### Written exercise
In the data below, find the line containing "What text is on this page?"; reproduce that line and all subsequent lines exactly, and nothing else.

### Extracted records
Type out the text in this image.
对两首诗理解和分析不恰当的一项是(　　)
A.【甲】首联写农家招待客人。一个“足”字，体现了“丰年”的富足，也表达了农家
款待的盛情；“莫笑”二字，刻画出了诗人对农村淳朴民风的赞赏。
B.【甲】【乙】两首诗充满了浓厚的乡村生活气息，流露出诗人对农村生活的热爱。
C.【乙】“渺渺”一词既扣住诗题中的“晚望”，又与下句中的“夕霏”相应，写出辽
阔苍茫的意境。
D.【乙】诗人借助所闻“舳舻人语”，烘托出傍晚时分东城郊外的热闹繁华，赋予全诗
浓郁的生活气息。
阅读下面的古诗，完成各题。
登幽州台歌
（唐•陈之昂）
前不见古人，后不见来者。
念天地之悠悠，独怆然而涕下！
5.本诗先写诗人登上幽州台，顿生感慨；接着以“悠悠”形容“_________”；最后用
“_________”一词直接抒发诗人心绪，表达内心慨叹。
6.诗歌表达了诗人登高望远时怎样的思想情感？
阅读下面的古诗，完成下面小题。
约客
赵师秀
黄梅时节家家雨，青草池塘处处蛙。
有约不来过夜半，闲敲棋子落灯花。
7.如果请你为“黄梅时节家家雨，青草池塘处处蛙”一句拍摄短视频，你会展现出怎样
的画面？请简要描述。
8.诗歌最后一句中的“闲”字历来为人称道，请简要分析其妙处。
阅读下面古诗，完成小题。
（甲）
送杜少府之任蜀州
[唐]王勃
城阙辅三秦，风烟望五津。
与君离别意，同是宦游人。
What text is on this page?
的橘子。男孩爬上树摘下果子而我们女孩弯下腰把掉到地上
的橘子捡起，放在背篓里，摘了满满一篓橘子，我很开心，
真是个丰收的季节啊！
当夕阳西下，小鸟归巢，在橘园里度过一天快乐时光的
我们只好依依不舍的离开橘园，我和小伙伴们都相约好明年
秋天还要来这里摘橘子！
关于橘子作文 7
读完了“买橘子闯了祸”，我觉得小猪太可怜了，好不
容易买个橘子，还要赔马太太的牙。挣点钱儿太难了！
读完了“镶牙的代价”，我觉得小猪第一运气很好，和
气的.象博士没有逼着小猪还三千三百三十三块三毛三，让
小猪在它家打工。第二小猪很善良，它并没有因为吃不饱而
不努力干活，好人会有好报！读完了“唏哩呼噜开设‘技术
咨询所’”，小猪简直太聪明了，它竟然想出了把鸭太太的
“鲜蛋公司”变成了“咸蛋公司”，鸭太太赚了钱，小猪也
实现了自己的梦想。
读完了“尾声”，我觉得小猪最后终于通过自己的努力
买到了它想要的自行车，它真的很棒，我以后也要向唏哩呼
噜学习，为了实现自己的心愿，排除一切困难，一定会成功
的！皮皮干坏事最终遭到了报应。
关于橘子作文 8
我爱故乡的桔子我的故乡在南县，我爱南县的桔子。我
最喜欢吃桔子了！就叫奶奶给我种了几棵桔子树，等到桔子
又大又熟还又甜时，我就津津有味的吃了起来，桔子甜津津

### Result below
What text is on this page?
的橘子。男孩爬上树摘下果子而我们女孩弯下腰把掉到地上
的橘子捡起，放在背篓里，摘了满满一篓橘子，我很开心，
真是个丰收的季节啊！
当夕阳西下，小鸟归巢，在橘园里度过一天快乐时光的
我们只好依依不舍的离开橘园，我和小伙伴们都相约好明年
秋天还要来这里摘橘子！
关于橘子作文 7
读完了“买橘子闯了祸”，我觉得小猪太可怜了，好不
容易买个橘子，还要赔马太太的牙。挣点钱儿太难了！
读完了“镶牙的代价”，我觉得小猪第一运气很好，和
气的.象博士没有逼着小猪还三千三百三十三块三毛三，让
小猪在它家打工。第二小猪很善良，它并没有因为吃不饱而
不努力干活，好人会有好报！读完了“唏哩呼噜开设‘技术
咨询所’”，小猪简直太聪明了，它竟然想出了把鸭太太的
“鲜蛋公司”变成了“咸蛋公司”，鸭太太赚了钱，小猪也
实现了自己的梦想。
读完了“尾声”，我觉得小猪最后终于通过自己的努力
买到了它想要的自行车，它真的很棒，我以后也要向唏哩呼
噜学习，为了实现自己的心愿，排除一切困难，一定会成功
的！皮皮干坏事最终遭到了报应。
关于橘子作文 8
我爱故乡的桔子我的故乡在南县，我爱南县的桔子。我
最喜欢吃桔子了！就叫奶奶给我种了几棵桔子树，等到桔子
又大又熟还又甜时，我就津津有味的吃了起来，桔子甜津津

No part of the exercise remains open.